EXERCISE DIRECTIONS - Find the word "JSON" in the data. Return every line where it appears.
==== DATA FOR THIS TASK
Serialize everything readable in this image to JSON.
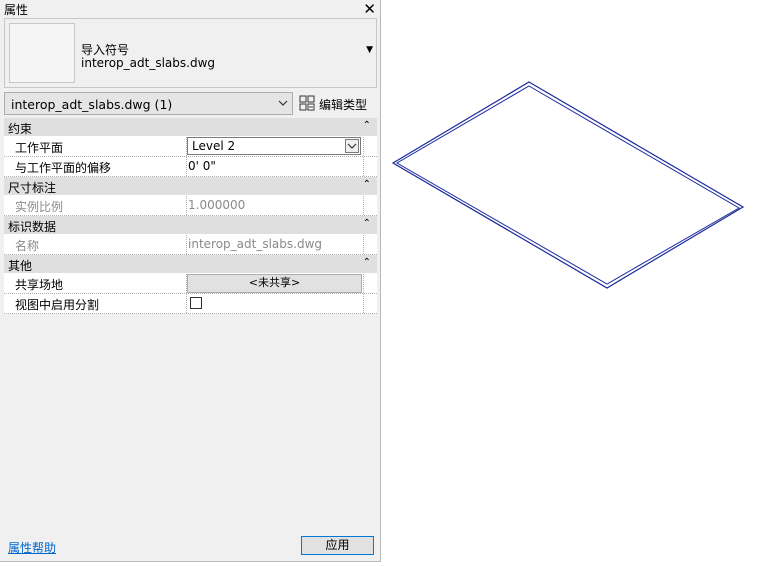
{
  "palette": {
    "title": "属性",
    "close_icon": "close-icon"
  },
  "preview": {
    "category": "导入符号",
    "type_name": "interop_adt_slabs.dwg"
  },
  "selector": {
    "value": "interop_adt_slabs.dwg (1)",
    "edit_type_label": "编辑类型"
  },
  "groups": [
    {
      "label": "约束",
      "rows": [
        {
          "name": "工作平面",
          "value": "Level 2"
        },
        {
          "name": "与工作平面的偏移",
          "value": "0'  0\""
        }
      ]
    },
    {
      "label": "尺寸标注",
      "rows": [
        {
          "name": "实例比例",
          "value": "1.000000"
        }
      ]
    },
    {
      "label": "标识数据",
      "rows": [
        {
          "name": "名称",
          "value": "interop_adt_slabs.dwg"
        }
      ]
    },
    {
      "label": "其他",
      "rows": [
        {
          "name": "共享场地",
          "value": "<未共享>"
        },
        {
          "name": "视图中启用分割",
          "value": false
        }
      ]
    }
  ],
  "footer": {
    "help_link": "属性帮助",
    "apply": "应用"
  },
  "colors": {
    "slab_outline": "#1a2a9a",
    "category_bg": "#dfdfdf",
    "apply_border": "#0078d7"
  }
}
========
==== DATA FOR THIS TASK
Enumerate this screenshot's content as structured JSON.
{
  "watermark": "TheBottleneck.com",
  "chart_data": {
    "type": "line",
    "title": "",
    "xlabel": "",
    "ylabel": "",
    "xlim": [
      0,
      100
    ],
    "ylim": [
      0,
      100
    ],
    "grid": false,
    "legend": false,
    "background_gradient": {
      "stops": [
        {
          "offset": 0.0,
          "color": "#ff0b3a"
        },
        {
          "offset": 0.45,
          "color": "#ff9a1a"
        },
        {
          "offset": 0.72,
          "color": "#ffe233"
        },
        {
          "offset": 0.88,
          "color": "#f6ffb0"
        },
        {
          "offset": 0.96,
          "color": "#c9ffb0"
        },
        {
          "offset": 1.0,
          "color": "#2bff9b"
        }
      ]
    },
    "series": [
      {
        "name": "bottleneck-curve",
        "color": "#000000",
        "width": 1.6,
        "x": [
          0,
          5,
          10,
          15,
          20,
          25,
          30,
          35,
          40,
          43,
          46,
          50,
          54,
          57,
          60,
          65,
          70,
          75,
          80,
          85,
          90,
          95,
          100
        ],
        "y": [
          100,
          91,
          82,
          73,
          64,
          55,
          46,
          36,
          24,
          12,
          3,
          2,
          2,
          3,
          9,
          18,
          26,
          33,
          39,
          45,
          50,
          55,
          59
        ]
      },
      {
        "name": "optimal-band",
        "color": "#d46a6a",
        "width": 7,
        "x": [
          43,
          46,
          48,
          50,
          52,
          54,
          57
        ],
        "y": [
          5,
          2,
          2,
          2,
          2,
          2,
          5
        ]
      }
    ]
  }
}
========
COMPLETED TASK -
Serialize everything readable in this image to JSON.
Enumerate this screenshot's content as structured JSON.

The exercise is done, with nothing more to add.